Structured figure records
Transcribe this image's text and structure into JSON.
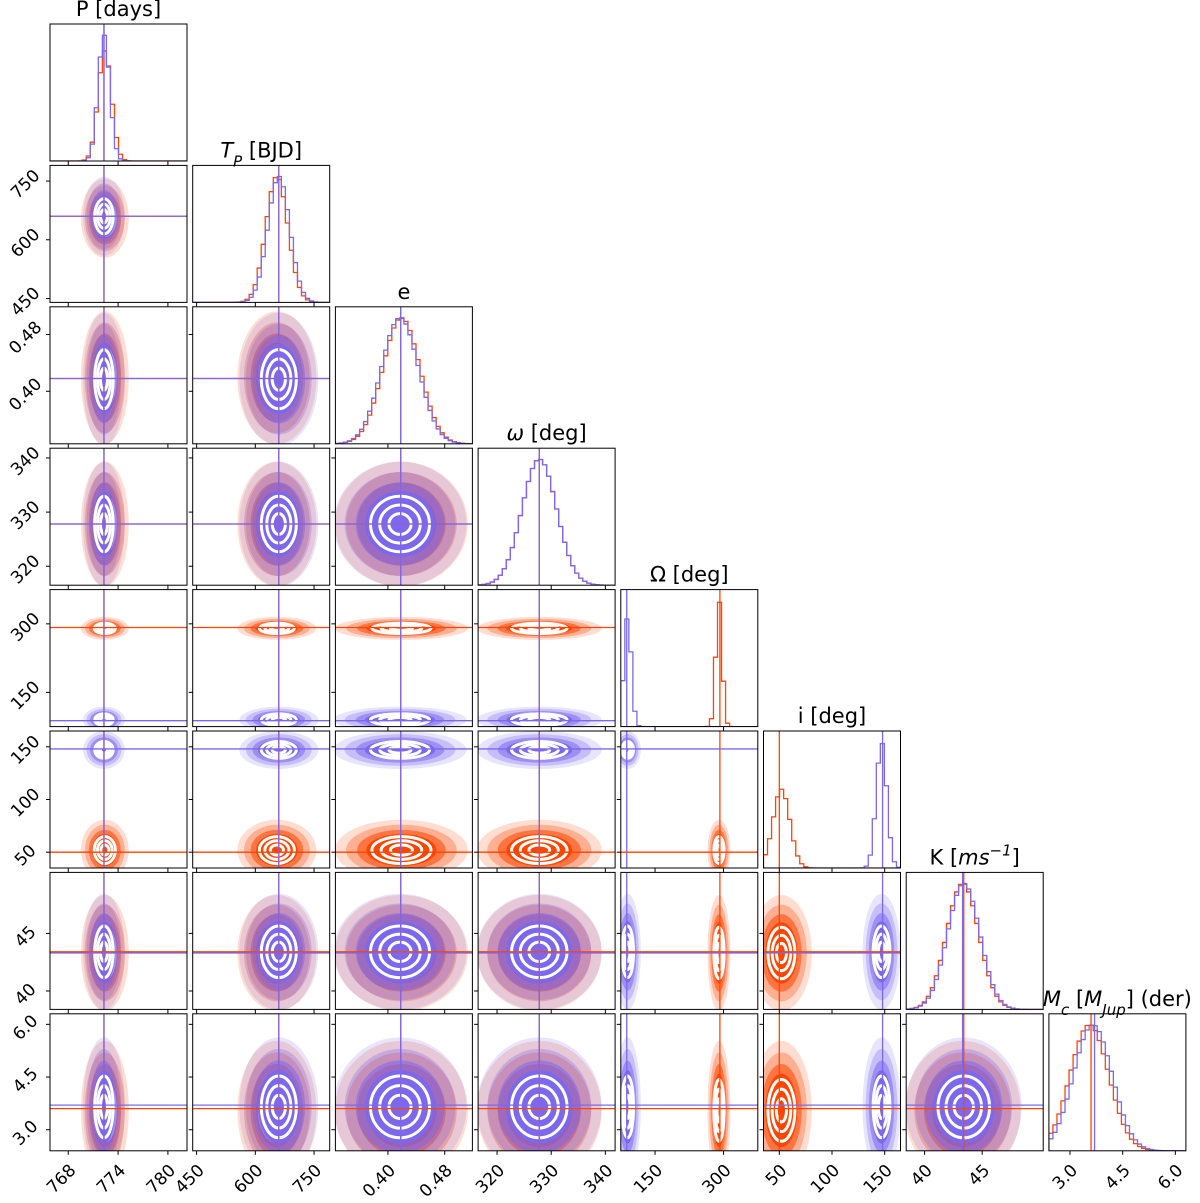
{
  "chart_data": {
    "type": "corner",
    "params": [
      {
        "title": [
          {
            "text": "P [days]"
          }
        ],
        "lim": [
          765.8,
          782.3
        ],
        "ticks": [
          768,
          774,
          780
        ],
        "samples": [
          {
            "color": "#ff4500",
            "mean": 772.4,
            "sd": 0.8,
            "truth": 772.3
          },
          {
            "color": "#7b68ee",
            "mean": 772.3,
            "sd": 0.7,
            "truth": 772.3
          }
        ]
      },
      {
        "title": [
          {
            "text": "T",
            "style": "italic"
          },
          {
            "text": "P",
            "style": "italic",
            "shift": "sub"
          },
          {
            "text": " [BJD]"
          }
        ],
        "lim": [
          440,
          790
        ],
        "ticks": [
          450,
          600,
          750
        ],
        "samples": [
          {
            "color": "#ff4500",
            "mean": 655,
            "sd": 28,
            "truth": 660
          },
          {
            "color": "#7b68ee",
            "mean": 660,
            "sd": 28,
            "truth": 660
          }
        ]
      },
      {
        "title": [
          {
            "text": "e"
          }
        ],
        "lim": [
          0.326,
          0.519
        ],
        "ticks": [
          {
            "value": 0.4,
            "label": "0.40"
          },
          {
            "value": 0.48,
            "label": "0.48"
          }
        ],
        "samples": [
          {
            "color": "#ff4500",
            "mean": 0.419,
            "sd": 0.026,
            "truth": 0.418
          },
          {
            "color": "#7b68ee",
            "mean": 0.417,
            "sd": 0.026,
            "truth": 0.418
          }
        ]
      },
      {
        "title": [
          {
            "text": "ω",
            "style": "italic"
          },
          {
            "text": " [deg]"
          }
        ],
        "lim": [
          316.5,
          341.8
        ],
        "ticks": [
          320,
          330,
          340
        ],
        "samples": [
          {
            "color": "#ff4500",
            "mean": 327.8,
            "sd": 3.2,
            "truth": 327.8
          },
          {
            "color": "#7b68ee",
            "mean": 327.8,
            "sd": 3.2,
            "truth": 327.8
          }
        ]
      },
      {
        "title": [
          {
            "text": "Ω [deg]"
          }
        ],
        "lim": [
          75,
          375
        ],
        "ticks": [
          150,
          300
        ],
        "samples": [
          {
            "color": "#ff4500",
            "mean": 290,
            "sd": 7,
            "truth": 292
          },
          {
            "color": "#7b68ee",
            "mean": 90,
            "sd": 8,
            "truth": 88
          }
        ]
      },
      {
        "title": [
          {
            "text": "i [deg]"
          }
        ],
        "lim": [
          35,
          165
        ],
        "ticks": [
          50,
          100,
          150
        ],
        "samples": [
          {
            "color": "#ff4500",
            "mean": 52,
            "sd": 8,
            "truth": 50
          },
          {
            "color": "#7b68ee",
            "mean": 147,
            "sd": 5,
            "truth": 148
          }
        ]
      },
      {
        "title": [
          {
            "text": "K ["
          },
          {
            "text": "ms",
            "style": "italic"
          },
          {
            "text": "−1",
            "style": "italic",
            "shift": "sup"
          },
          {
            "text": "]"
          }
        ],
        "lim": [
          38.4,
          50.3
        ],
        "ticks": [
          40,
          45
        ],
        "samples": [
          {
            "color": "#ff4500",
            "mean": 43.3,
            "sd": 1.4,
            "truth": 43.4
          },
          {
            "color": "#7b68ee",
            "mean": 43.4,
            "sd": 1.4,
            "truth": 43.3
          }
        ]
      },
      {
        "title": [
          {
            "text": "M",
            "style": "italic"
          },
          {
            "text": "c",
            "style": "italic",
            "shift": "sub"
          },
          {
            "text": " ["
          },
          {
            "text": "M",
            "style": "italic"
          },
          {
            "text": "Jup",
            "style": "italic",
            "shift": "sub"
          },
          {
            "text": "] (der)"
          }
        ],
        "lim": [
          2.4,
          6.3
        ],
        "ticks": [
          {
            "value": 3,
            "label": "3.0"
          },
          4.5,
          {
            "value": 6,
            "label": "6.0"
          }
        ],
        "samples": [
          {
            "color": "#ff4500",
            "mean": 3.55,
            "sd": 0.55,
            "truth": 3.6
          },
          {
            "color": "#7b68ee",
            "mean": 3.65,
            "sd": 0.55,
            "truth": 3.7
          }
        ]
      }
    ]
  }
}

*DIRECTIONS FOR THIS TASK:*
Take every line from the records above that has the word "label" and copy it.

*SOLUTION:*
            "label": "0.40"
            "label": "0.48"
            "label": "3.0"
            "label": "6.0"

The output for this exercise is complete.